**PROBLEM TO SOLVE:** Each entry in the listing below should be restated word for word.

(Dataset items)
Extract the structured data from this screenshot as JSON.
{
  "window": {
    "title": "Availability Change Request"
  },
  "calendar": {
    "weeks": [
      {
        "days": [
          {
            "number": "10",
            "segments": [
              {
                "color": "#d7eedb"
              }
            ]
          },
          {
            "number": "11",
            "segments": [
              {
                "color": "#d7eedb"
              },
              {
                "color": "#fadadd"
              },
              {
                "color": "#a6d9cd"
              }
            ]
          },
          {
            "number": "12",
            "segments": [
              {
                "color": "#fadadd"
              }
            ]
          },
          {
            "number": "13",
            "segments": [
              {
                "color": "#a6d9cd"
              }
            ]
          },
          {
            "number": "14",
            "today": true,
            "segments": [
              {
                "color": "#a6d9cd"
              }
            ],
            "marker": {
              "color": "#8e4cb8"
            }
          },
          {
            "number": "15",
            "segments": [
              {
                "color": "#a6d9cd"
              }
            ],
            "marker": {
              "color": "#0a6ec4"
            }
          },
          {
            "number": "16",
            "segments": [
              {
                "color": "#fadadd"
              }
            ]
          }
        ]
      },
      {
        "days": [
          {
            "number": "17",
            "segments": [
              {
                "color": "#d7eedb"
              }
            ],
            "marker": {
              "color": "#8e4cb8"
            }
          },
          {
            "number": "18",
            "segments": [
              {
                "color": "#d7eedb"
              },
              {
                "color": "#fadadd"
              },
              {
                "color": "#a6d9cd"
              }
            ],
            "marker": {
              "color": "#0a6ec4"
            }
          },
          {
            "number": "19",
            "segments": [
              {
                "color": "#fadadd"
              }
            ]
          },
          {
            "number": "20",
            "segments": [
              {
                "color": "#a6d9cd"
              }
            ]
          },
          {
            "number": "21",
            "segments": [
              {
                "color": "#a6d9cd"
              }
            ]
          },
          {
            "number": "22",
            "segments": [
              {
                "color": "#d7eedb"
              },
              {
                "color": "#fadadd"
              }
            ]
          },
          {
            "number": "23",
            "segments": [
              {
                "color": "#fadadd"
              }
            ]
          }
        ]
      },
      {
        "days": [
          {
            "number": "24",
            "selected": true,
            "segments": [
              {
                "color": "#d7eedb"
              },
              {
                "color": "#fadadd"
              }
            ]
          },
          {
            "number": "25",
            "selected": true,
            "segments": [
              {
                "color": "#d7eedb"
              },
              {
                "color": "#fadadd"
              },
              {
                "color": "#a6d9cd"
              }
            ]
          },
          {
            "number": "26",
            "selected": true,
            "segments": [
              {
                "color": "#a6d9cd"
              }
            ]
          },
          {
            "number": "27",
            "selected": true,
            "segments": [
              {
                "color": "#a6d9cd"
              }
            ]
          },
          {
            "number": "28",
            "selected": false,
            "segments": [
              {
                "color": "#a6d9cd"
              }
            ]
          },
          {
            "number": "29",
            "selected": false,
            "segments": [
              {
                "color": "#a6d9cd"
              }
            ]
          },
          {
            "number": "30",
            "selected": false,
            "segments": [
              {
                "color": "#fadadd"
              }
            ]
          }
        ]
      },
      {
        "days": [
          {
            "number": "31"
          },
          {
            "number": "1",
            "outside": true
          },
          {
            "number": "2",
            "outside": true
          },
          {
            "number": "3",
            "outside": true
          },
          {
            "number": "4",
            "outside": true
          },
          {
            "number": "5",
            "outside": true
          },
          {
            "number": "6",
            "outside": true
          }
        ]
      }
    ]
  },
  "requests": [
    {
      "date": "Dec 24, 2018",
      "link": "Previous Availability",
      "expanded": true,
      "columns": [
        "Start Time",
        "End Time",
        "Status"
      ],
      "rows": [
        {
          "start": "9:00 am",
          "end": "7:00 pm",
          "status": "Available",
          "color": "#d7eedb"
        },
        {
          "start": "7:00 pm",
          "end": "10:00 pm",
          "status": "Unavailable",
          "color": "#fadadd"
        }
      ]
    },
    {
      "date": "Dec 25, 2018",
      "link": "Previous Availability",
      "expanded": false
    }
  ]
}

**ANSWER TO THIS TASK:**
Extract the structured data from this screenshot as JSON.
{
  "window": {
    "title": "Availability Change Request"
  },
  "calendar": {
    "weeks": [
      {
        "days": [
          {
            "number": "10",
            "segments": [
              {
                "color": "#d7eedb"
              }
            ]
          },
          {
            "number": "11",
            "segments": [
              {
                "color": "#d7eedb"
              },
              {
                "color": "#fadadd"
              },
              {
                "color": "#a6d9cd"
              }
            ]
          },
          {
            "number": "12",
            "segments": [
              {
                "color": "#fadadd"
              }
            ]
          },
          {
            "number": "13",
            "segments": [
              {
                "color": "#a6d9cd"
              }
            ]
          },
          {
            "number": "14",
            "today": true,
            "segments": [
              {
                "color": "#a6d9cd"
              }
            ],
            "marker": {
              "color": "#8e4cb8"
            }
          },
          {
            "number": "15",
            "segments": [
              {
                "color": "#a6d9cd"
              }
            ],
            "marker": {
              "color": "#0a6ec4"
            }
          },
          {
            "number": "16",
            "segments": [
              {
                "color": "#fadadd"
              }
            ]
          }
        ]
      },
      {
        "days": [
          {
            "number": "17",
            "segments": [
              {
                "color": "#d7eedb"
              }
            ],
            "marker": {
              "color": "#8e4cb8"
            }
          },
          {
            "number": "18",
            "segments": [
              {
                "color": "#d7eedb"
              },
              {
                "color": "#fadadd"
              },
              {
                "color": "#a6d9cd"
              }
            ],
            "marker": {
              "color": "#0a6ec4"
            }
          },
          {
            "number": "19",
            "segments": [
              {
                "color": "#fadadd"
              }
            ]
          },
          {
            "number": "20",
            "segments": [
              {
                "color": "#a6d9cd"
              }
            ]
          },
          {
            "number": "21",
            "segments": [
              {
                "color": "#a6d9cd"
              }
            ]
          },
          {
            "number": "22",
            "segments": [
              {
                "color": "#d7eedb"
              },
              {
                "color": "#fadadd"
              }
            ]
          },
          {
            "number": "23",
            "segments": [
              {
                "color": "#fadadd"
              }
            ]
          }
        ]
      },
      {
        "days": [
          {
            "number": "24",
            "selected": true,
            "segments": [
              {
                "color": "#d7eedb"
              },
              {
                "color": "#fadadd"
              }
            ]
          },
          {
            "number": "25",
            "selected": true,
            "segments": [
              {
                "color": "#d7eedb"
              },
              {
                "color": "#fadadd"
              },
              {
                "color": "#a6d9cd"
              }
            ]
          },
          {
            "number": "26",
            "selected": true,
            "segments": [
              {
                "color": "#a6d9cd"
              }
            ]
          },
          {
            "number": "27",
            "selected": true,
            "segments": [
              {
                "color": "#a6d9cd"
              }
            ]
          },
          {
            "number": "28",
            "selected": false,
            "segments": [
              {
                "color": "#a6d9cd"
              }
            ]
          },
          {
            "number": "29",
            "selected": false,
            "segments": [
              {
                "color": "#a6d9cd"
              }
            ]
          },
          {
            "number": "30",
            "selected": false,
            "segments": [
              {
                "color": "#fadadd"
              }
            ]
          }
        ]
      },
      {
        "days": [
          {
            "number": "31"
          },
          {
            "number": "1",
            "outside": true
          },
          {
            "number": "2",
            "outside": true
          },
          {
            "number": "3",
            "outside": true
          },
          {
            "number": "4",
            "outside": true
          },
          {
            "number": "5",
            "outside": true
          },
          {
            "number": "6",
            "outside": true
          }
        ]
      }
    ]
  },
  "requests": [
    {
      "date": "Dec 24, 2018",
      "link": "Previous Availability",
      "expanded": true,
      "columns": [
        "Start Time",
        "End Time",
        "Status"
      ],
      "rows": [
        {
          "start": "9:00 am",
          "end": "7:00 pm",
          "status": "Available",
          "color": "#d7eedb"
        },
        {
          "start": "7:00 pm",
          "end": "10:00 pm",
          "status": "Unavailable",
          "color": "#fadadd"
        }
      ]
    },
    {
      "date": "Dec 25, 2018",
      "link": "Previous Availability",
      "expanded": false
    }
  ]
}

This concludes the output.